Aim of the task: Wherever the string "JSON" appears in a line, extract that line.

━━━ Input ━━━

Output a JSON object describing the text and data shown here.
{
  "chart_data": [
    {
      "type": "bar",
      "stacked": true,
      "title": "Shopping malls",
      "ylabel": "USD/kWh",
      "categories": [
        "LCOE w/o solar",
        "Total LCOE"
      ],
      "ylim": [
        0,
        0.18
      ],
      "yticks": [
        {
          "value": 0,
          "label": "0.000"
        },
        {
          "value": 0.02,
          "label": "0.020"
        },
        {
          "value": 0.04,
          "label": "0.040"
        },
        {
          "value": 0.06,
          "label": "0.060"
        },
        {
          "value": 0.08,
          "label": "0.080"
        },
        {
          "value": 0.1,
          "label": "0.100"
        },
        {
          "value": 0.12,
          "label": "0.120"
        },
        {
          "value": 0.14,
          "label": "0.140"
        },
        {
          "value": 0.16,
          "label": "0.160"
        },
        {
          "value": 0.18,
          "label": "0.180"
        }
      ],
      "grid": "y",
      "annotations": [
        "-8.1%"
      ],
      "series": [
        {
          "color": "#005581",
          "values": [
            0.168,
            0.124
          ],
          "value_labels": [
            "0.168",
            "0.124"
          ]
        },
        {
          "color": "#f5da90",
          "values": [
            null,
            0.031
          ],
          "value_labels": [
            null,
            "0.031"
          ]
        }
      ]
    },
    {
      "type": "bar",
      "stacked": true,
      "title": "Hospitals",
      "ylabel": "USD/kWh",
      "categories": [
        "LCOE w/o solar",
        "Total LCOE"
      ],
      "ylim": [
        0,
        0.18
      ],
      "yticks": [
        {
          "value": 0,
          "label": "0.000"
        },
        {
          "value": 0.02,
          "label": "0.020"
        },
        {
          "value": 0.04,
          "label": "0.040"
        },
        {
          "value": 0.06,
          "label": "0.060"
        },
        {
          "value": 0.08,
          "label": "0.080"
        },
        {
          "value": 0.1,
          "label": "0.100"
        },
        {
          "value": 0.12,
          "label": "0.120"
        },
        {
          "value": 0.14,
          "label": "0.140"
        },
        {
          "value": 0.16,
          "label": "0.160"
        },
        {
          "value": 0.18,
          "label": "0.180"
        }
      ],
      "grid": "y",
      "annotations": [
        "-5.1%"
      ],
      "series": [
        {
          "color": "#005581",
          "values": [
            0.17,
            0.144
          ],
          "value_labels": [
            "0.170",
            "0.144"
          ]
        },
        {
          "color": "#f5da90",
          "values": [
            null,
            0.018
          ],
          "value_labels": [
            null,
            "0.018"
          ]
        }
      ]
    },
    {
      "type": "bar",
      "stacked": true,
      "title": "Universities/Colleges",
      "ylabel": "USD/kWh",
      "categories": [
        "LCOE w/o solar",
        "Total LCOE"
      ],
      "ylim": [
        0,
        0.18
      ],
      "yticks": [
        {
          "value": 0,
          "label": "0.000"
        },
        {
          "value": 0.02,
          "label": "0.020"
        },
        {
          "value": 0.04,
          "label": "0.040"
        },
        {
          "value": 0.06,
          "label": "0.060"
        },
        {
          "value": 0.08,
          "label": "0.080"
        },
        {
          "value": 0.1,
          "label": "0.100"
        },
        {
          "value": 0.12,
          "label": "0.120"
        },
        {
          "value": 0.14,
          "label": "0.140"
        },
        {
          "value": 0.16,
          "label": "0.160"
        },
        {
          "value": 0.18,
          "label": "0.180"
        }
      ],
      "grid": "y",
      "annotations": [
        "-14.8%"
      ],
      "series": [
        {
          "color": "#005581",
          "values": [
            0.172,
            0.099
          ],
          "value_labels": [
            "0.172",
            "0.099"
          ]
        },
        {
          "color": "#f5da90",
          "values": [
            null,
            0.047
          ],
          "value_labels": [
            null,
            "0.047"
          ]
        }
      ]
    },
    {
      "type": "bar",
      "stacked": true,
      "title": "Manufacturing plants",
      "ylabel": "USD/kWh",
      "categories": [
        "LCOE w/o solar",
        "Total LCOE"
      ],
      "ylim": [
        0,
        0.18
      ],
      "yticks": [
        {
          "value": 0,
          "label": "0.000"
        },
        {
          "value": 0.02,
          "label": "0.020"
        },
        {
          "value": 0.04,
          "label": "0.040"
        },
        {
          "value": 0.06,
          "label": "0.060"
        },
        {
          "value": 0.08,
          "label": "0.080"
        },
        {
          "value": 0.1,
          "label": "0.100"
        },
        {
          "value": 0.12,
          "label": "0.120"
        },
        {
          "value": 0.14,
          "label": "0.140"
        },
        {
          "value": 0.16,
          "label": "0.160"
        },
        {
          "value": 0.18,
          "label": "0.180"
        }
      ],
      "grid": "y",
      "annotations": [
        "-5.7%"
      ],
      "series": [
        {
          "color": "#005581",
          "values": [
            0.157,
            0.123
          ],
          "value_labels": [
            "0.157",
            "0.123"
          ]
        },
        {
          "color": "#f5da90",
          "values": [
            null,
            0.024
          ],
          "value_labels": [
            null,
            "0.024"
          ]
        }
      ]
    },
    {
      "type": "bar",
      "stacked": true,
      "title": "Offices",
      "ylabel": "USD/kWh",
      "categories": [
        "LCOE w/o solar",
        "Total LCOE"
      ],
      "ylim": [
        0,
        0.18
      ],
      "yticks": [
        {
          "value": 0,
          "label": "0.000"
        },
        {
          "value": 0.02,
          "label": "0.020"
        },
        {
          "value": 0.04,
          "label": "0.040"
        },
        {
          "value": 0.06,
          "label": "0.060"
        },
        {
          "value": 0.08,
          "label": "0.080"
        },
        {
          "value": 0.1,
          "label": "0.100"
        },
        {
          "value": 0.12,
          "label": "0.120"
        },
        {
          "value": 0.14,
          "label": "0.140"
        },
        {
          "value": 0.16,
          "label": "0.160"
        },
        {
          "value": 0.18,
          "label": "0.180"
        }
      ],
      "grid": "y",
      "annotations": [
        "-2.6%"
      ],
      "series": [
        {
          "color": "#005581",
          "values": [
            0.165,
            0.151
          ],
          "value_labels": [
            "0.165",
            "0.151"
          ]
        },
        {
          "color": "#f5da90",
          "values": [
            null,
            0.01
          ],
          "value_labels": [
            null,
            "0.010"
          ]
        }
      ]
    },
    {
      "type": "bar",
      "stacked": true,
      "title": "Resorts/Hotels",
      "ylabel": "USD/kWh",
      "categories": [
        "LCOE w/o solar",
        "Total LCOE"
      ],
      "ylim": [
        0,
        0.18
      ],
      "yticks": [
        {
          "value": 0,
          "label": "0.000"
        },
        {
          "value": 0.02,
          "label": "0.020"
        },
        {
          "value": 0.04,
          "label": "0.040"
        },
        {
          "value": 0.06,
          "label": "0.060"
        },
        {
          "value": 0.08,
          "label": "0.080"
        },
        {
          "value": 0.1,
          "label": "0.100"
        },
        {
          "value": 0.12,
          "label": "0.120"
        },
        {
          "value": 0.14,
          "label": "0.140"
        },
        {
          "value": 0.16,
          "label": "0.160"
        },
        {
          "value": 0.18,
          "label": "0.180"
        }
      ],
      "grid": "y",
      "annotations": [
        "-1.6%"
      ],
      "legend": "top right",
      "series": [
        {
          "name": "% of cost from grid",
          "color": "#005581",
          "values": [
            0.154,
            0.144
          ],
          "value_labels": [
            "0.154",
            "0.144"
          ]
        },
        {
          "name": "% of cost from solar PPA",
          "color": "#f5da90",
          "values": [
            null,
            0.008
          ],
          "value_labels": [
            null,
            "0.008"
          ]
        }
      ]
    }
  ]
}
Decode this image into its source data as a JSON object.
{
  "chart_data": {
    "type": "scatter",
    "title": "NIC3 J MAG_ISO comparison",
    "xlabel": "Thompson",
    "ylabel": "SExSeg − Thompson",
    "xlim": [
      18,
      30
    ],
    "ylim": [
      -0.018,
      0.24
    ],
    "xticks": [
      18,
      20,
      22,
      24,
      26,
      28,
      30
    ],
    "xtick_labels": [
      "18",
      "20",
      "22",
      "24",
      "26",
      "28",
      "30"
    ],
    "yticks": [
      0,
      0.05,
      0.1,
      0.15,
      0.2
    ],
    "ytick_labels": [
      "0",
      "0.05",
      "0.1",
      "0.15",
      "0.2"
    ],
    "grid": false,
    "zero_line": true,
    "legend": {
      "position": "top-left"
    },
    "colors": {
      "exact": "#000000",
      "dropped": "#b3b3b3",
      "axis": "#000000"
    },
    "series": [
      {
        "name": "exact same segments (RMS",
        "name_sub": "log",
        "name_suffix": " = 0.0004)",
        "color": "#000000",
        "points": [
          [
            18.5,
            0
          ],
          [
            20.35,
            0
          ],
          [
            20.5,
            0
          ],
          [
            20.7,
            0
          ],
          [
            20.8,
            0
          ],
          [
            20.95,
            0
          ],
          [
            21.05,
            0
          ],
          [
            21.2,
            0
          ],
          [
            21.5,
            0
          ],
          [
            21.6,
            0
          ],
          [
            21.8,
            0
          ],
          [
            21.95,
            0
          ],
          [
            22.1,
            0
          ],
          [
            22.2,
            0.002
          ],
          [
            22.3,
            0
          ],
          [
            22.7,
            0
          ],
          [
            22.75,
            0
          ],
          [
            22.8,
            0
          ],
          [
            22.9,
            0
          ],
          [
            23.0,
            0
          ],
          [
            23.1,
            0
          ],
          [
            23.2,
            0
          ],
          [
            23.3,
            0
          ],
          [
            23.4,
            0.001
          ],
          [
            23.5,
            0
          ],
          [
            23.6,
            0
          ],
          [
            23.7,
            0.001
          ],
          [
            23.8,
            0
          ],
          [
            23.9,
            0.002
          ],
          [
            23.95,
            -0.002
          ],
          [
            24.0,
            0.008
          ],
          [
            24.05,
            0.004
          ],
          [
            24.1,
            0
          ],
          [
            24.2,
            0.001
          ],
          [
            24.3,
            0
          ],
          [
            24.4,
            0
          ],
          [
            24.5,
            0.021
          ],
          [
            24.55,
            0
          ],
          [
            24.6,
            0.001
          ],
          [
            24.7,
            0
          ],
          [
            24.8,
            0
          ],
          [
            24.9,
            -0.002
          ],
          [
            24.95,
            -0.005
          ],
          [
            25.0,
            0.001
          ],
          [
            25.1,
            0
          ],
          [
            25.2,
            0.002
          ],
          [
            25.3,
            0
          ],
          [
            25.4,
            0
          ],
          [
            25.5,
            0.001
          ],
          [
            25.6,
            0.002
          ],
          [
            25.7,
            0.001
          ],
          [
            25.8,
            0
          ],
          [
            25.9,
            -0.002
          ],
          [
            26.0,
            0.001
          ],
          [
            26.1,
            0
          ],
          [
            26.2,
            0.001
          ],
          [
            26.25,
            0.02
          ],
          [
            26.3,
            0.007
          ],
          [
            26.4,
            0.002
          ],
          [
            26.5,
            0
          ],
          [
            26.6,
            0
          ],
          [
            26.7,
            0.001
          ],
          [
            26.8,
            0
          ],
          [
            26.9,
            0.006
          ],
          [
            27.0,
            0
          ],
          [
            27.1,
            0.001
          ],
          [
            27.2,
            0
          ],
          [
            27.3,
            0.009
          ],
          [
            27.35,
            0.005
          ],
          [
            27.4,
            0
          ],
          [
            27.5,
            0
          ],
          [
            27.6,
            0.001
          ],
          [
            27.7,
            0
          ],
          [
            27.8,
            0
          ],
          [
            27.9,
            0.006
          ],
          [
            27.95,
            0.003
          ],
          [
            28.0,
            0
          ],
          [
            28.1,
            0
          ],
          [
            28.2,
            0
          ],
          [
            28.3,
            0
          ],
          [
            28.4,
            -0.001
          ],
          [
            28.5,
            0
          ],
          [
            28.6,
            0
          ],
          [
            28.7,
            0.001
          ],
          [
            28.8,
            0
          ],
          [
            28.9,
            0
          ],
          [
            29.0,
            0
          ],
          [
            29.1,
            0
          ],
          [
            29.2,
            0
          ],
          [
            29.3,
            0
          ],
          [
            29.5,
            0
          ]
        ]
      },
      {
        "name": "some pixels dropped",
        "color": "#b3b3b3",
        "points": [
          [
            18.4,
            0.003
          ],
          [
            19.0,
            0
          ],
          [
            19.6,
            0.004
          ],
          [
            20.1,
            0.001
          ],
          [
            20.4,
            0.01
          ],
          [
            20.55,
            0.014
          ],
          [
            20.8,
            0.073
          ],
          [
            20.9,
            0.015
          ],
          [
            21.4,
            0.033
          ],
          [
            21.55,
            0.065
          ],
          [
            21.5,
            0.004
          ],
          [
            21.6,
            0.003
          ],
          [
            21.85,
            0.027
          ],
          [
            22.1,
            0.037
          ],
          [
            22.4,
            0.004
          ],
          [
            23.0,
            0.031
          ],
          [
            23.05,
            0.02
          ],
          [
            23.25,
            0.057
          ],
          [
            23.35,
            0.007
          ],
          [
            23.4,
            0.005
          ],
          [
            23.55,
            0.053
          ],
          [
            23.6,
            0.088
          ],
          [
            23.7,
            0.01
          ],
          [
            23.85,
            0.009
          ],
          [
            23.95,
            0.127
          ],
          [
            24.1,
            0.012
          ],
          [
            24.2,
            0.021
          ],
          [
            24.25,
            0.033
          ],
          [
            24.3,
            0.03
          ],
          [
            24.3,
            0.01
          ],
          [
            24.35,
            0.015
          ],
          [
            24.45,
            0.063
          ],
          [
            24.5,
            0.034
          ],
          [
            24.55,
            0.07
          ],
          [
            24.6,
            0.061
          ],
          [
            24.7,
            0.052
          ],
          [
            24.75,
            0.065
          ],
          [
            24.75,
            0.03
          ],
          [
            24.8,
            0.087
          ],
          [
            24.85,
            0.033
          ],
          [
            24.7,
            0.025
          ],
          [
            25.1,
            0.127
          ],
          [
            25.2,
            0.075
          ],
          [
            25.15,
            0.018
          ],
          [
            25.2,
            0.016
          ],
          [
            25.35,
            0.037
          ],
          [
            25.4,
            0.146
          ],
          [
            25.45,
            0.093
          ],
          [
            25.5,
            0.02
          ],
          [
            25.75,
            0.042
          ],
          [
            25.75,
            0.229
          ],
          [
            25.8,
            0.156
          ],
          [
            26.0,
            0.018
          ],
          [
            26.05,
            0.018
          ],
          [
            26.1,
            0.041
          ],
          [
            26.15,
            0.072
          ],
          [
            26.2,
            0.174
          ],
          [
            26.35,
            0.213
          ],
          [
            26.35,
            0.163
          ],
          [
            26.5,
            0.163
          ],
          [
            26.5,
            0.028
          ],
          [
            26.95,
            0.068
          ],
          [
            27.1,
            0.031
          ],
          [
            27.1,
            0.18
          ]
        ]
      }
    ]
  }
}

━━━

Full response:
Output a JSON object describing the text and data shown here.
Decode this image into its source data as a JSON object.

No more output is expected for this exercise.